Items from a data source:
** Start **

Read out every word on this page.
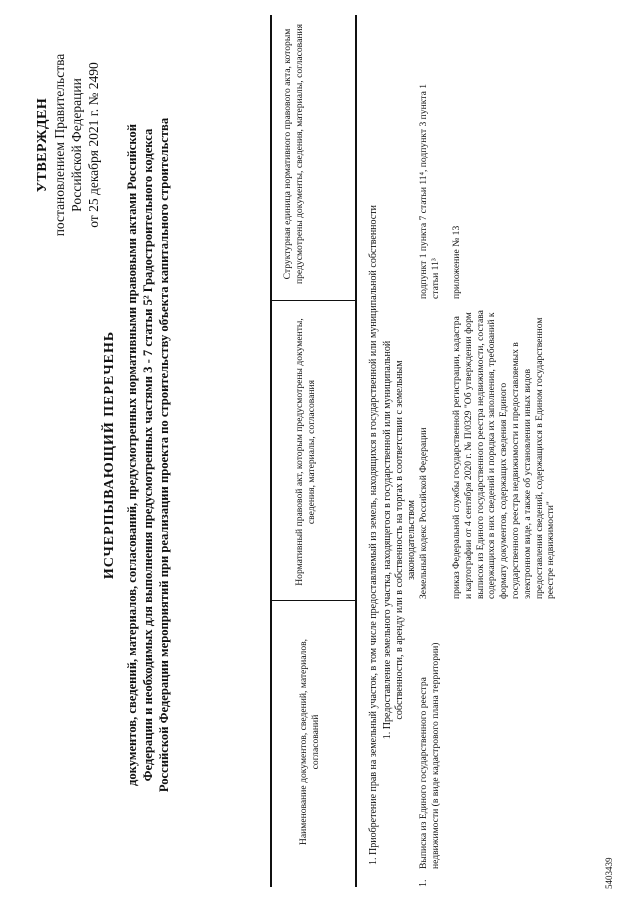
УТВЕРЖДЕН постановлением Правительства Российской Федерации от 25 декабря 2021 г. № 2490
ИСЧЕРПЫВАЮЩИЙ ПЕРЕЧЕНЬ документов, сведений, материалов, согласований, предусмотренных нормативными правовыми актами Российской Федерации и необходимых для выполнения предусмотренных частями 3 - 7 статьи 5² Градостроительного кодекса Российской Федерации мероприятий при реализации проекта по строительству объекта капитального строительства	Наименование документов, сведений, материалов, согласований
Нормативный правовой акт, которым предусмотрены документы, сведения, материалы, согласования
Структурная единица нормативного правового акта, которым предусмотрены документы, сведения, материалы, согласования
1. Приобретение прав на земельный участок, в том числе предоставляемый из земель, находящихся в государственной или муниципальной собственности 1. Предоставление земельного участка, находящегося в государственной или муниципальной собственности, в аренду или в собственность на торгах в соответствии с земельным законодательством
1.
Выписка из Единого государственного реестра недвижимости (в виде кадастрового плана территории)
Земельный кодекс Российской Федерации
подпункт 1 пункта 7 статьи 11⁴, подпункт 3 пункта 1 статьи 11³
приказ Федеральной службы государственной регистрации, кадастра и картографии от 4 сентября 2020 г. № П/0329 "Об утверждении форм выписок из Единого государственного реестра недвижимости, состава содержащихся в них сведений и порядка их заполнения, требований к формату документов, содержащих сведения Единого государственного реестра недвижимости и предоставляемых в электронном виде, а также об установлении иных видов предоставления сведений, содержащихся в Едином государственном реестре недвижимости"
приложение № 13
5403439
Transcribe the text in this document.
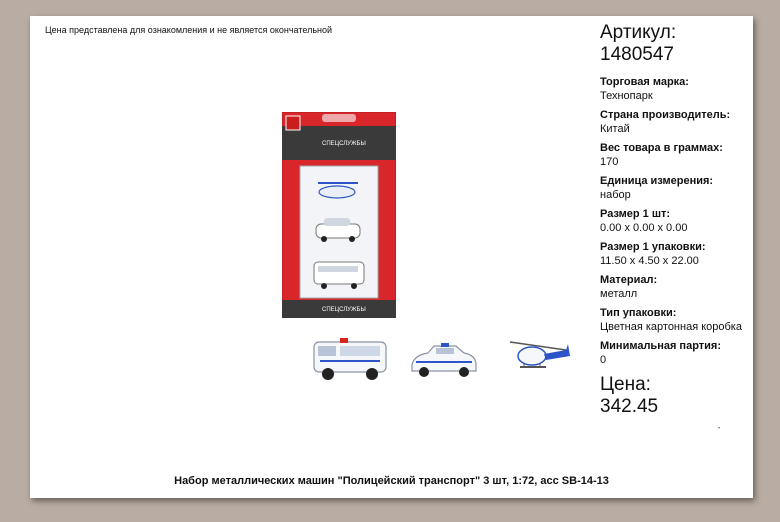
Цена представлена для ознакомления и не является окончательной
СПЕЦСЛУЖБЫ
СПЕЦСЛУЖБЫ
Артикул:
1480547
Торговая марка:
Технопарк
Страна производитель:
Китай
Вес товара в граммах:
170
Единица измерения:
набор
Размер 1 шт:
0.00 x 0.00 x 0.00
Размер 1 упаковки:
11.50 x 4.50 x 22.00
Материал:
металл
Тип упаковки:
Цветная картонная коробка
Минимальная партия:
0
Цена:
342.45
•
Набор металлических машин "Полицейский транспорт" 3 шт, 1:72, асс SB-14-13
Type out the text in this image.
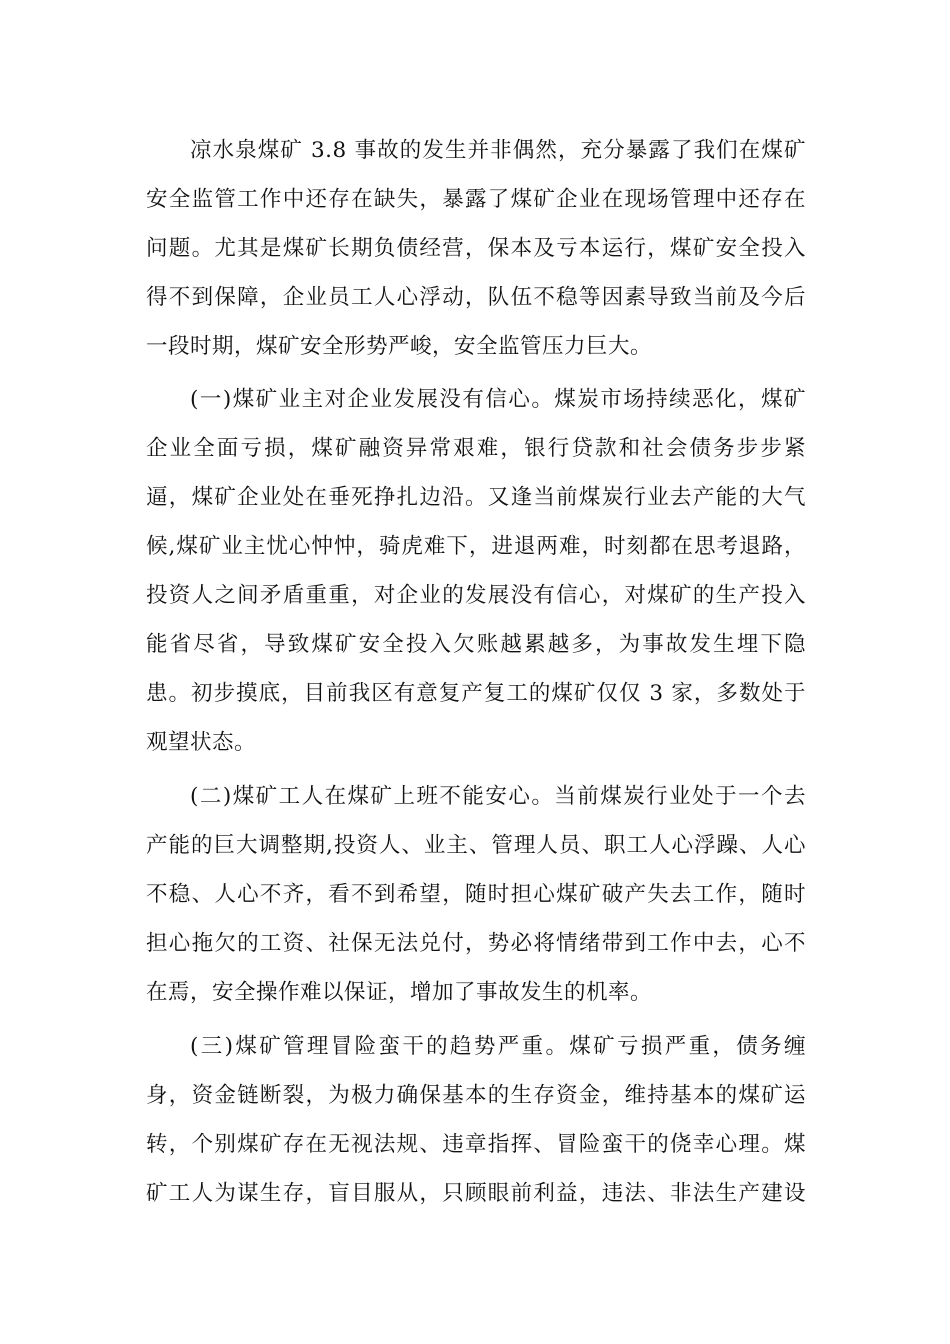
凉水泉煤矿 3.8 事故的发生并非偶然，充分暴露了我们在煤矿

安全监管工作中还存在缺失，暴露了煤矿企业在现场管理中还存在

问题。尤其是煤矿长期负债经营，保本及亏本运行，煤矿安全投入

得不到保障，企业员工人心浮动，队伍不稳等因素导致当前及今后

一段时期，煤矿安全形势严峻，安全监管压力巨大。

(一)煤矿业主对企业发展没有信心。煤炭市场持续恶化，煤矿

企业全面亏损，煤矿融资异常艰难，银行贷款和社会债务步步紧

逼，煤矿企业处在垂死挣扎边沿。又逢当前煤炭行业去产能的大气

候,煤矿业主忧心忡忡，骑虎难下，进退两难，时刻都在思考退路，

投资人之间矛盾重重，对企业的发展没有信心，对煤矿的生产投入

能省尽省，导致煤矿安全投入欠账越累越多，为事故发生埋下隐

患。初步摸底，目前我区有意复产复工的煤矿仅仅 3 家，多数处于

观望状态。

(二)煤矿工人在煤矿上班不能安心。当前煤炭行业处于一个去

产能的巨大调整期,投资人、业主、管理人员、职工人心浮躁、人心

不稳、人心不齐，看不到希望，随时担心煤矿破产失去工作，随时

担心拖欠的工资、社保无法兑付，势必将情绪带到工作中去，心不

在焉，安全操作难以保证，增加了事故发生的机率。

(三)煤矿管理冒险蛮干的趋势严重。煤矿亏损严重，债务缠

身，资金链断裂，为极力确保基本的生存资金，维持基本的煤矿运

转，个别煤矿存在无视法规、违章指挥、冒险蛮干的侥幸心理。煤

矿工人为谋生存，盲目服从，只顾眼前利益，违法、非法生产建设
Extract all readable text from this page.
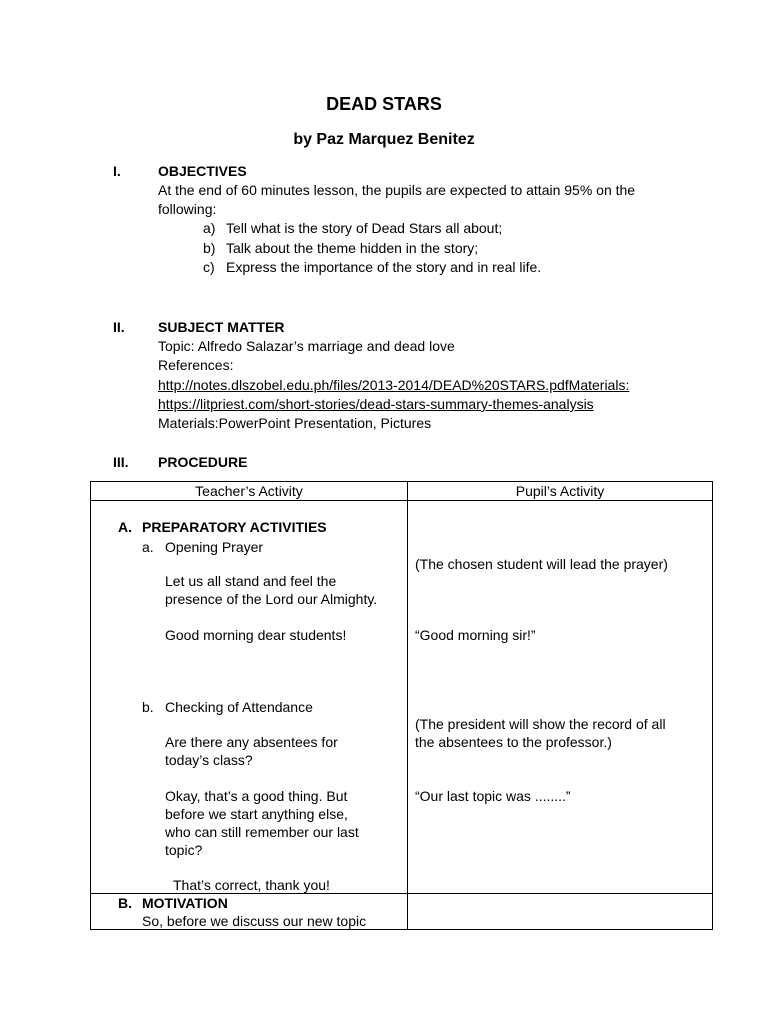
DEAD STARS
by Paz Marquez Benitez
I.	OBJECTIVES
At the end of 60 minutes lesson, the pupils are expected to attain 95% on the
following:
a) Tell what is the story of Dead Stars all about;
b) Talk about the theme hidden in the story;
c) Express the importance of the story and in real life.
II. SUBJECT MATTER
Topic: Alfredo Salazar’s marriage and dead love
References:
http://notes.dlszobel.edu.ph/files/2013-2014/DEAD%20STARS.pdfMaterials:
https://litpriest.com/short-stories/dead-stars-summary-themes-analysis
Materials:PowerPoint Presentation, Pictures
III. PROCEDURE
Teacher’s Activity	Pupil’s Activity
A. PREPARATORY ACTIVITIES
a. Opening Prayer
Let us all stand and feel the
presence of the Lord our Almighty.
Good morning dear students!
b. Checking of Attendance
Are there any absentees for
today’s class?
Okay, that’s a good thing. But
before we start anything else,
who can still remember our last
topic?
That’s correct, thank you!
(The chosen student will lead the prayer)
“Good morning sir!”
(The president will show the record of all
the absentees to the professor.)
“Our last topic was ........”
B. MOTIVATION
So, before we discuss our new topic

** End **

Job: Quote each entry above verbatim and drop the pictures.

Answer for this exercise:
Read out every word on this page.
УТВЕРЖДЕН постановлением Правительства Российской Федерации от 25 декабря 2021 г. № 2490
ИСЧЕРПЫВАЮЩИЙ ПЕРЕЧЕНЬ документов, сведений, материалов, согласований, предусмотренных нормативными правовыми актами Российской Федерации и необходимых для выполнения предусмотренных частями 3 - 7 статьи 5² Градостроительного кодекса Российской Федерации мероприятий при реализации проекта по строительству объекта капитального строительства	Наименование документов, сведений, материалов, согласований
Нормативный правовой акт, которым предусмотрены документы, сведения, материалы, согласования
Структурная единица нормативного правового акта, которым предусмотрены документы, сведения, материалы, согласования
1. Приобретение прав на земельный участок, в том числе предоставляемый из земель, находящихся в государственной или муниципальной собственности 1. Предоставление земельного участка, находящегося в государственной или муниципальной собственности, в аренду или в собственность на торгах в соответствии с земельным законодательством
1.
Выписка из Единого государственного реестра недвижимости (в виде кадастрового плана территории)
Земельный кодекс Российской Федерации
подпункт 1 пункта 7 статьи 11⁴, подпункт 3 пункта 1 статьи 11³
приказ Федеральной службы государственной регистрации, кадастра и картографии от 4 сентября 2020 г. № П/0329 "Об утверждении форм выписок из Единого государственного реестра недвижимости, состава содержащихся в них сведений и порядка их заполнения, требований к формату документов, содержащих сведения Единого государственного реестра недвижимости и предоставляемых в электронном виде, а также об установлении иных видов предоставления сведений, содержащихся в Едином государственном реестре недвижимости"
приложение № 13
5403439
Transcribe the text in this document.
Цена представлена для ознакомления и не является окончательной
СПЕЦСЛУЖБЫ
СПЕЦСЛУЖБЫ
Артикул:
1480547
Торговая марка:
Технопарк
Страна производитель:
Китай
Вес товара в граммах:
170
Единица измерения:
набор
Размер 1 шт:
0.00 x 0.00 x 0.00
Размер 1 упаковки:
11.50 x 4.50 x 22.00
Материал:
металл
Тип упаковки:
Цветная картонная коробка
Минимальная партия:
0
Цена:
342.45
•
Набор металлических машин "Полицейский транспорт" 3 шт, 1:72, асс SB-14-13
Type out the text in this image.
凉水泉煤矿 3.8 事故的发生并非偶然，充分暴露了我们在煤矿

安全监管工作中还存在缺失，暴露了煤矿企业在现场管理中还存在

问题。尤其是煤矿长期负债经营，保本及亏本运行，煤矿安全投入

得不到保障，企业员工人心浮动，队伍不稳等因素导致当前及今后

一段时期，煤矿安全形势严峻，安全监管压力巨大。

(一)煤矿业主对企业发展没有信心。煤炭市场持续恶化，煤矿

企业全面亏损，煤矿融资异常艰难，银行贷款和社会债务步步紧

逼，煤矿企业处在垂死挣扎边沿。又逢当前煤炭行业去产能的大气

候,煤矿业主忧心忡忡，骑虎难下，进退两难，时刻都在思考退路，

投资人之间矛盾重重，对企业的发展没有信心，对煤矿的生产投入

能省尽省，导致煤矿安全投入欠账越累越多，为事故发生埋下隐

患。初步摸底，目前我区有意复产复工的煤矿仅仅 3 家，多数处于

观望状态。

(二)煤矿工人在煤矿上班不能安心。当前煤炭行业处于一个去

产能的巨大调整期,投资人、业主、管理人员、职工人心浮躁、人心

不稳、人心不齐，看不到希望，随时担心煤矿破产失去工作，随时

担心拖欠的工资、社保无法兑付，势必将情绪带到工作中去，心不

在焉，安全操作难以保证，增加了事故发生的机率。

(三)煤矿管理冒险蛮干的趋势严重。煤矿亏损严重，债务缠

身，资金链断裂，为极力确保基本的生存资金，维持基本的煤矿运

转，个别煤矿存在无视法规、违章指挥、冒险蛮干的侥幸心理。煤

矿工人为谋生存，盲目服从，只顾眼前利益，违法、非法生产建设
Extract all readable text from this page.
DEAD STARS
by Paz Marquez Benitez
I.	OBJECTIVES
At the end of 60 minutes lesson, the pupils are expected to attain 95% on the
following:
a) Tell what is the story of Dead Stars all about;
b) Talk about the theme hidden in the story;
c) Express the importance of the story and in real life.
II. SUBJECT MATTER
Topic: Alfredo Salazar’s marriage and dead love
References:
http://notes.dlszobel.edu.ph/files/2013-2014/DEAD%20STARS.pdfMaterials:
https://litpriest.com/short-stories/dead-stars-summary-themes-analysis
Materials:PowerPoint Presentation, Pictures
III. PROCEDURE
Teacher’s Activity	Pupil’s Activity
A. PREPARATORY ACTIVITIES
a. Opening Prayer
Let us all stand and feel the
presence of the Lord our Almighty.
Good morning dear students!
b. Checking of Attendance
Are there any absentees for
today’s class?
Okay, that’s a good thing. But
before we start anything else,
who can still remember our last
topic?
That’s correct, thank you!
(The chosen student will lead the prayer)
“Good morning sir!”
(The president will show the record of all
the absentees to the professor.)
“Our last topic was ........”
B. MOTIVATION
So, before we discuss our new topic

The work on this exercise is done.